▶ _Task to carry out_
Go through the records line by line and work out how many lines hold the word "location". Answer with the number only.

▶ _Rows_
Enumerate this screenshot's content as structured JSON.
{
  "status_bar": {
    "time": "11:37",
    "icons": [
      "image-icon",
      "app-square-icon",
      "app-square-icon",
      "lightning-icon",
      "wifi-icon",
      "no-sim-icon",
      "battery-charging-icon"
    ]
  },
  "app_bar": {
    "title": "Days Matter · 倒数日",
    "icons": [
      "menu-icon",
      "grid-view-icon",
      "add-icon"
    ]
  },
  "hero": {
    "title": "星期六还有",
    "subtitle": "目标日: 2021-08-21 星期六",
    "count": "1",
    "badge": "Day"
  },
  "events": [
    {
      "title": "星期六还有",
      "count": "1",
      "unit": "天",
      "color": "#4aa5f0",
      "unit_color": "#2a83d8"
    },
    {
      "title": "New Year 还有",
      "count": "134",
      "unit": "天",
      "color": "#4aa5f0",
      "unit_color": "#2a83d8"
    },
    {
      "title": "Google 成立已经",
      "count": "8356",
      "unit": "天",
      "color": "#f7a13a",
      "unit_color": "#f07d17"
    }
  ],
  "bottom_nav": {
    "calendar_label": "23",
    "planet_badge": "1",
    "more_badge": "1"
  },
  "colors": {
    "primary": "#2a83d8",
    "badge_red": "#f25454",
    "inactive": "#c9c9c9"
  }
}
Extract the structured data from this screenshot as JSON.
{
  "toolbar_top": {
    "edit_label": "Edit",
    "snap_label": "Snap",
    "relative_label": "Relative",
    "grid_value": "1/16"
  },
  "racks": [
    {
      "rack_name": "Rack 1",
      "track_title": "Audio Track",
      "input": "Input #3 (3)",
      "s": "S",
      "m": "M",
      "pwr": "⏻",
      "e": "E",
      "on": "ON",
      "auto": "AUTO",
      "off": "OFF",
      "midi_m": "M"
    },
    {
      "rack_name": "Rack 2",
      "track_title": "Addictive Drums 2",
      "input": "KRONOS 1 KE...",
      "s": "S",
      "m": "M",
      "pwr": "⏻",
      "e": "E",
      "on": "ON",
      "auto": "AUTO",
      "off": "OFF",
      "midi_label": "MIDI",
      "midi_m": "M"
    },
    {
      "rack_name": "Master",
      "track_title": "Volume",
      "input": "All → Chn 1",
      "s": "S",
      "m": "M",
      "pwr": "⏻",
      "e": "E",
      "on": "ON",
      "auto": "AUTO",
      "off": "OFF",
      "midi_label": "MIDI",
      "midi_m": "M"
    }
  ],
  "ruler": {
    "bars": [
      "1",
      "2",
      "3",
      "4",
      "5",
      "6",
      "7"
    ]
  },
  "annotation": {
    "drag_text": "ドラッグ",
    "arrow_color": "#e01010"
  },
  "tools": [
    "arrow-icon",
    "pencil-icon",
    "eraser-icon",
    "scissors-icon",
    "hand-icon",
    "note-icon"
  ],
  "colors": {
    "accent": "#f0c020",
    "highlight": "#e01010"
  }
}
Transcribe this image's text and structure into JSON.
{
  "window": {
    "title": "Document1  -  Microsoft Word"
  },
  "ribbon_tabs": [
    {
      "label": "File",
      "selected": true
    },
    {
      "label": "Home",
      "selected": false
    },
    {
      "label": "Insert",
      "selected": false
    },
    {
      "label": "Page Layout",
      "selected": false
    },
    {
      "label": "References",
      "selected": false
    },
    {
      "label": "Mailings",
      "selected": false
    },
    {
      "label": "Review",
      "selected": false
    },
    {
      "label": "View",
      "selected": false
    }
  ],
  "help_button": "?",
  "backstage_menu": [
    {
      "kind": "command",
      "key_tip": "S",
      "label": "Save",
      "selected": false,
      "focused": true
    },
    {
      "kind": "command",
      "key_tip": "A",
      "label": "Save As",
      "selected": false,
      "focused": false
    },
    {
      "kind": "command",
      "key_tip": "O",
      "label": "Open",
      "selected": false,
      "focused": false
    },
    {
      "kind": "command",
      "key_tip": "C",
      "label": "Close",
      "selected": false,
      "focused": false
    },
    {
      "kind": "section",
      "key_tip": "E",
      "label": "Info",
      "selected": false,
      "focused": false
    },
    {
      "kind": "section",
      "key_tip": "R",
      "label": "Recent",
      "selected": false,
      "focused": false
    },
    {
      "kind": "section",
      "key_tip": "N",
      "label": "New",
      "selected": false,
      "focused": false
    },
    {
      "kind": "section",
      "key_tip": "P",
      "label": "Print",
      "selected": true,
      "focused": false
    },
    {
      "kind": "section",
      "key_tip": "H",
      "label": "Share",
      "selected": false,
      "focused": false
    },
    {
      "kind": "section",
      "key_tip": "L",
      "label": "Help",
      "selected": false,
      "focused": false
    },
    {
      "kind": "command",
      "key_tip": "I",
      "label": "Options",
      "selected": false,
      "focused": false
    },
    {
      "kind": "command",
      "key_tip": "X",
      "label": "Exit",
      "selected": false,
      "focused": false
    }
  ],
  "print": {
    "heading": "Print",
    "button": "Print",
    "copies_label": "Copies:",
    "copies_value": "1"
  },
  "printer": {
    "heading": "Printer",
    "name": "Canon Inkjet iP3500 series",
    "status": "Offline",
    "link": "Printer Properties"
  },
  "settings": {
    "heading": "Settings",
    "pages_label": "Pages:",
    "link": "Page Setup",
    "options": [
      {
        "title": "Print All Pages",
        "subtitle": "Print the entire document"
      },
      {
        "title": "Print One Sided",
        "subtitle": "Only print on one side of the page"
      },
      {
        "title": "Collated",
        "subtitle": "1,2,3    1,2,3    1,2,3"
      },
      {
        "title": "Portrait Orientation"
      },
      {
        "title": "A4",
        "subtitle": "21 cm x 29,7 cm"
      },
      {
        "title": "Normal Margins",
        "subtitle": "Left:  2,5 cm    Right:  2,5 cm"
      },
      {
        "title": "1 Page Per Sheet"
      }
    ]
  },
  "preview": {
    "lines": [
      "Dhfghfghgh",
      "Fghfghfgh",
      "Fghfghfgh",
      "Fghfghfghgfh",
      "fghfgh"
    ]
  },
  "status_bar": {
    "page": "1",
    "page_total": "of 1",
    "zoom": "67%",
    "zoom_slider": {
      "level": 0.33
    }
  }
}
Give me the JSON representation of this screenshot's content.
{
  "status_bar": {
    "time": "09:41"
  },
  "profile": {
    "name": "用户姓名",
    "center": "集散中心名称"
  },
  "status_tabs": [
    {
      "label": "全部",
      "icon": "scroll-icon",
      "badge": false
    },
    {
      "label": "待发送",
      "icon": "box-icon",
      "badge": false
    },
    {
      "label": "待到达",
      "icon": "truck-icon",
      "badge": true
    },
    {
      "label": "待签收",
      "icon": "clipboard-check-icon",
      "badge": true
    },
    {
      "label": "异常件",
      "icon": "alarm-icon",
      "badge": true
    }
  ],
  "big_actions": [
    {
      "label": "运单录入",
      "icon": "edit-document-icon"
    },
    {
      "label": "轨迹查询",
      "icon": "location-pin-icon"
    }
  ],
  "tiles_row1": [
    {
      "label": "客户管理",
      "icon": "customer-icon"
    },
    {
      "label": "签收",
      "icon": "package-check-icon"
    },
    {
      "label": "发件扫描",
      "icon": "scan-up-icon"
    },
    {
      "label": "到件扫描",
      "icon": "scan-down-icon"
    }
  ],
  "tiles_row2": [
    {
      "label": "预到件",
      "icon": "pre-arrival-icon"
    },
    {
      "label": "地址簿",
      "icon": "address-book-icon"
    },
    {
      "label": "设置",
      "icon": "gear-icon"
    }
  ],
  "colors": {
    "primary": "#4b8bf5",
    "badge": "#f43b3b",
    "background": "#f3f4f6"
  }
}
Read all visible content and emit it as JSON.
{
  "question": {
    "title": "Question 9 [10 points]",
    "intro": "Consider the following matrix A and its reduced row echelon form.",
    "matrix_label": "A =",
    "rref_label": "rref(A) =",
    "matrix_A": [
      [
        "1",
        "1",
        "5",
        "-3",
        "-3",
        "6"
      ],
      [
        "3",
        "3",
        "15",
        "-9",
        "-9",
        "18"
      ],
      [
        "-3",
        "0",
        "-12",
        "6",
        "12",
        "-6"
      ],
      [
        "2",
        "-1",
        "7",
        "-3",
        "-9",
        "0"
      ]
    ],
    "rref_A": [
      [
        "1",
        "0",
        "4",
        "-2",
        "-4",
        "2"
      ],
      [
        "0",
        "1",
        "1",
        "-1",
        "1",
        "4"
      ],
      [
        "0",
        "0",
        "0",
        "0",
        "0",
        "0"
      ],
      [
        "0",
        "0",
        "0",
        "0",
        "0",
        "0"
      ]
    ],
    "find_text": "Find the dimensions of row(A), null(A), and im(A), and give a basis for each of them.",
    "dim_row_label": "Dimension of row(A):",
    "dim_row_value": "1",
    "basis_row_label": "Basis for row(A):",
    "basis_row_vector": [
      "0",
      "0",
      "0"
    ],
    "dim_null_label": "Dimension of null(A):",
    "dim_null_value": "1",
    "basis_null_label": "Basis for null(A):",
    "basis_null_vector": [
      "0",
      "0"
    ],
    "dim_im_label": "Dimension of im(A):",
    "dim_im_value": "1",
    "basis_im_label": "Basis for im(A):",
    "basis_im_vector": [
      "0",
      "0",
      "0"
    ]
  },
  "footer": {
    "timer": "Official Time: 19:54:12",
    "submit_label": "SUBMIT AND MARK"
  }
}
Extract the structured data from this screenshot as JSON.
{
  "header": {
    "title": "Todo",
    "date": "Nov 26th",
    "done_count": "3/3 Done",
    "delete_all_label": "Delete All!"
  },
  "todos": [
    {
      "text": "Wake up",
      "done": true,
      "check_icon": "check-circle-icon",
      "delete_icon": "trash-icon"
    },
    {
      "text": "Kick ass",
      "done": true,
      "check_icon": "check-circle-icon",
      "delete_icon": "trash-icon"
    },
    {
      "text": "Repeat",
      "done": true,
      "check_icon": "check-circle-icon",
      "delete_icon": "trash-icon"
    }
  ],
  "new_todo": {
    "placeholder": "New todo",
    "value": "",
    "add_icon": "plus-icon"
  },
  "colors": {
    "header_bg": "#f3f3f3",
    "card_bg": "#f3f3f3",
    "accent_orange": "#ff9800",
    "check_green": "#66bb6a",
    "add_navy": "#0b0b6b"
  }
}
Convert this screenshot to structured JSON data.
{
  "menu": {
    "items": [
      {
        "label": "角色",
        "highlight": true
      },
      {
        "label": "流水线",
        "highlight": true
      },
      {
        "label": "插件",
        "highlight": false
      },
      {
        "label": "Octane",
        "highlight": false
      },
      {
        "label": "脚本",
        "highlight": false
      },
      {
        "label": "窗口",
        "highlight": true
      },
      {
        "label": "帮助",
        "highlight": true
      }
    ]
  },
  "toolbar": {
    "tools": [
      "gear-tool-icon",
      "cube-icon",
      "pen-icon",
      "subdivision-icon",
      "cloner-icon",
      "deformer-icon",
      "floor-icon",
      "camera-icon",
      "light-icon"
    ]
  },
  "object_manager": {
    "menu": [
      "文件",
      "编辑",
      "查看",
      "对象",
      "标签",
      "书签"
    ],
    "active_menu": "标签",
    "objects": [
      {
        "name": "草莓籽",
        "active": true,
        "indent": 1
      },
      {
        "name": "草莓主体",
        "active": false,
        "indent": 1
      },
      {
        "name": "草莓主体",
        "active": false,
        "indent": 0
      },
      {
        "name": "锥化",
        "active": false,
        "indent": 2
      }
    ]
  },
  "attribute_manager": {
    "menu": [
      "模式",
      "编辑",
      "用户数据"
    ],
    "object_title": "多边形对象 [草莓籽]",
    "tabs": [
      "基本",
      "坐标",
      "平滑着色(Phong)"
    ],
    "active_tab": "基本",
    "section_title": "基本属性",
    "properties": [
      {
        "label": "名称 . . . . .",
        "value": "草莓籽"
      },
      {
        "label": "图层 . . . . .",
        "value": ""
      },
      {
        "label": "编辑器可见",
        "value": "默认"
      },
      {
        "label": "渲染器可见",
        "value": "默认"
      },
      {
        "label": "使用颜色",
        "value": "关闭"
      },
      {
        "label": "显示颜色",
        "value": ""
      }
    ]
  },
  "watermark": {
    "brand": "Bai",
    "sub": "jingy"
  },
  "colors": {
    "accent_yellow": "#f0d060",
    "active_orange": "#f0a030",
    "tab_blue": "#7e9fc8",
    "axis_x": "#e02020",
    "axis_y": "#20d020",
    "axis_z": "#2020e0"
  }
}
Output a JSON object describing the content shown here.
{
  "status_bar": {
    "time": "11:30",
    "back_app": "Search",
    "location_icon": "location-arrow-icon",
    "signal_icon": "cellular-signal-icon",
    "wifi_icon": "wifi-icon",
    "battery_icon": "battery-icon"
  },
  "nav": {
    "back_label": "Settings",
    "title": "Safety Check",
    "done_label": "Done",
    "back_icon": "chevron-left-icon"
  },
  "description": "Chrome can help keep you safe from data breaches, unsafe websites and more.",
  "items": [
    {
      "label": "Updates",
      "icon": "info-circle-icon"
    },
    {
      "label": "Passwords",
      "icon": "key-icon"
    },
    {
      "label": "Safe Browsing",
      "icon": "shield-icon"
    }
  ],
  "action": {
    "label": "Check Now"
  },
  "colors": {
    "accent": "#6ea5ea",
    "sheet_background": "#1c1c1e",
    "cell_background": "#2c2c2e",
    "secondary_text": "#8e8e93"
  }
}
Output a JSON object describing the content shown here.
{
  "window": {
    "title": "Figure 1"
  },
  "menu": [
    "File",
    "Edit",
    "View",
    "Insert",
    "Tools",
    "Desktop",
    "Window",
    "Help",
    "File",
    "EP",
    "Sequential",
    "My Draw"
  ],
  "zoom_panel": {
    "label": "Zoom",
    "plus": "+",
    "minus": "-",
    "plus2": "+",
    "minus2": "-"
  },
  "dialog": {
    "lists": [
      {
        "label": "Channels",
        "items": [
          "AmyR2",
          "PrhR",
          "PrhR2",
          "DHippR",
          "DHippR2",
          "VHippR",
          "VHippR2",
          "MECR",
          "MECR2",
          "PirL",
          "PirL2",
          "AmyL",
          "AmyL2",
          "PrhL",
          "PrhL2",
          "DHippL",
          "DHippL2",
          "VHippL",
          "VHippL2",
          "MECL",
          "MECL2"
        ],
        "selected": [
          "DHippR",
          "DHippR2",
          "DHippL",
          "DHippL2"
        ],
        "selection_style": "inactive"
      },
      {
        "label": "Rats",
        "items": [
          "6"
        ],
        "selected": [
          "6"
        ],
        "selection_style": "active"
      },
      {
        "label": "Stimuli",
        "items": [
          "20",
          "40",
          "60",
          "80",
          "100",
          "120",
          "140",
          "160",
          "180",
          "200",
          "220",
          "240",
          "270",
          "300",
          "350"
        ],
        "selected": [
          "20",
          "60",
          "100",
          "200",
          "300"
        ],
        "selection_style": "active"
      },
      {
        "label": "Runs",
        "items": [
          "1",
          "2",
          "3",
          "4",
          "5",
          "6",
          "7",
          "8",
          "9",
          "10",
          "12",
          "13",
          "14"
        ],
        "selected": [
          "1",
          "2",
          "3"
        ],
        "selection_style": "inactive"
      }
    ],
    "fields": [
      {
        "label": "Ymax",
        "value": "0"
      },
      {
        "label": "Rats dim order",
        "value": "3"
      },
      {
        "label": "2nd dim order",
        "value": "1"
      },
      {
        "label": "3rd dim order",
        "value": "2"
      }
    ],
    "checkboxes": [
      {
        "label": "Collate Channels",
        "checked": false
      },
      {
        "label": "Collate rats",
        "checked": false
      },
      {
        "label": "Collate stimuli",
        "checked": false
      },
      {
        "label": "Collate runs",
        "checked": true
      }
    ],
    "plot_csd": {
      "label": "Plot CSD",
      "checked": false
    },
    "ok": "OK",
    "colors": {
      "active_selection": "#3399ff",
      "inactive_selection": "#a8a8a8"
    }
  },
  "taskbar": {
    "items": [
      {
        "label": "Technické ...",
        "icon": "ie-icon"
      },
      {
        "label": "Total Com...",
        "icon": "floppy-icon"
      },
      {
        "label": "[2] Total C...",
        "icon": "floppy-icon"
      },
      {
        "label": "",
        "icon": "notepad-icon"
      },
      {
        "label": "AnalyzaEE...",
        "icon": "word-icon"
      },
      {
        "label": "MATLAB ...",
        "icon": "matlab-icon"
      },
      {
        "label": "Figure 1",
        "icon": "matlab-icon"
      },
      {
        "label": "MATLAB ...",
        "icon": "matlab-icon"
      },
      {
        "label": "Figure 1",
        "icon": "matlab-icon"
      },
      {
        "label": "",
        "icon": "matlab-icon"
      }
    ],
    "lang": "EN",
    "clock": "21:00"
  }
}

▶ _Result_
2